(Records from a collection of figures)
'''

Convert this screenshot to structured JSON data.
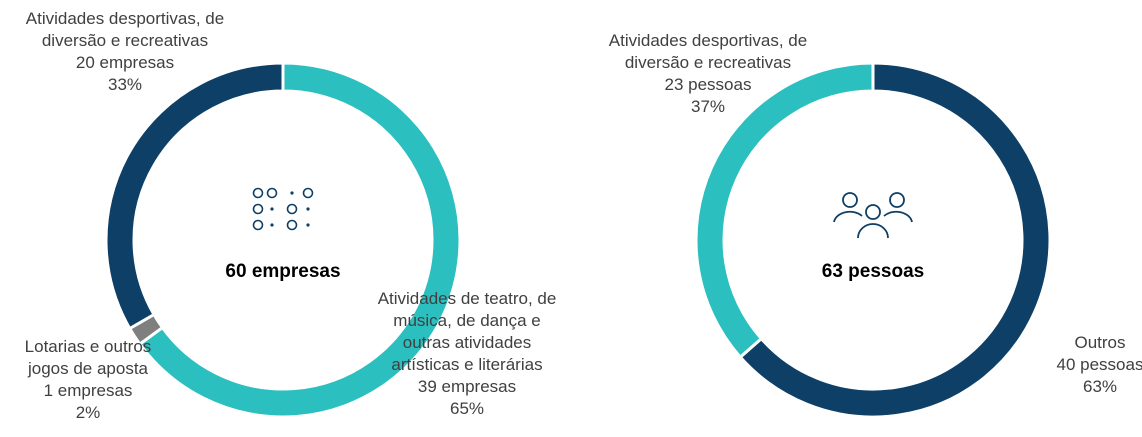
{
  "chart_data": [
    {
      "type": "pie",
      "center_label": "60 empresas",
      "categories": [
        "Atividades de teatro, de música, de dança e outras atividades artísticas e literárias",
        "Lotarias e outros jogos de aposta",
        "Atividades desportivas, de diversão e recreativas"
      ],
      "values": [
        39,
        1,
        20
      ],
      "value_labels": [
        "39 empresas",
        "1 empresas",
        "20 empresas"
      ],
      "percent_labels": [
        "65%",
        "2%",
        "33%"
      ],
      "colors": [
        "#2cbfc0",
        "#7f7f7f",
        "#0e3f66"
      ]
    },
    {
      "type": "pie",
      "center_label": "63 pessoas",
      "categories": [
        "Outros",
        "Atividades desportivas, de diversão e recreativas"
      ],
      "values": [
        40,
        23
      ],
      "value_labels": [
        "40 pessoas",
        "23 pessoas"
      ],
      "percent_labels": [
        "63%",
        "37%"
      ],
      "colors": [
        "#0e3f66",
        "#2cbfc0"
      ]
    }
  ]
}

'''

WHAT YOU WILL DO: Transcribe all of the entries word for word, but skip any pictures they contain.

ANSWER FOR THIS EXERCISE:
Convert this screenshot to structured JSON data.
{
  "chart_data": [
    {
      "type": "pie",
      "center_label": "60 empresas",
      "categories": [
        "Atividades de teatro, de música, de dança e outras atividades artísticas e literárias",
        "Lotarias e outros jogos de aposta",
        "Atividades desportivas, de diversão e recreativas"
      ],
      "values": [
        39,
        1,
        20
      ],
      "value_labels": [
        "39 empresas",
        "1 empresas",
        "20 empresas"
      ],
      "percent_labels": [
        "65%",
        "2%",
        "33%"
      ],
      "colors": [
        "#2cbfc0",
        "#7f7f7f",
        "#0e3f66"
      ]
    },
    {
      "type": "pie",
      "center_label": "63 pessoas",
      "categories": [
        "Outros",
        "Atividades desportivas, de diversão e recreativas"
      ],
      "values": [
        40,
        23
      ],
      "value_labels": [
        "40 pessoas",
        "23 pessoas"
      ],
      "percent_labels": [
        "63%",
        "37%"
      ],
      "colors": [
        "#0e3f66",
        "#2cbfc0"
      ]
    }
  ]
}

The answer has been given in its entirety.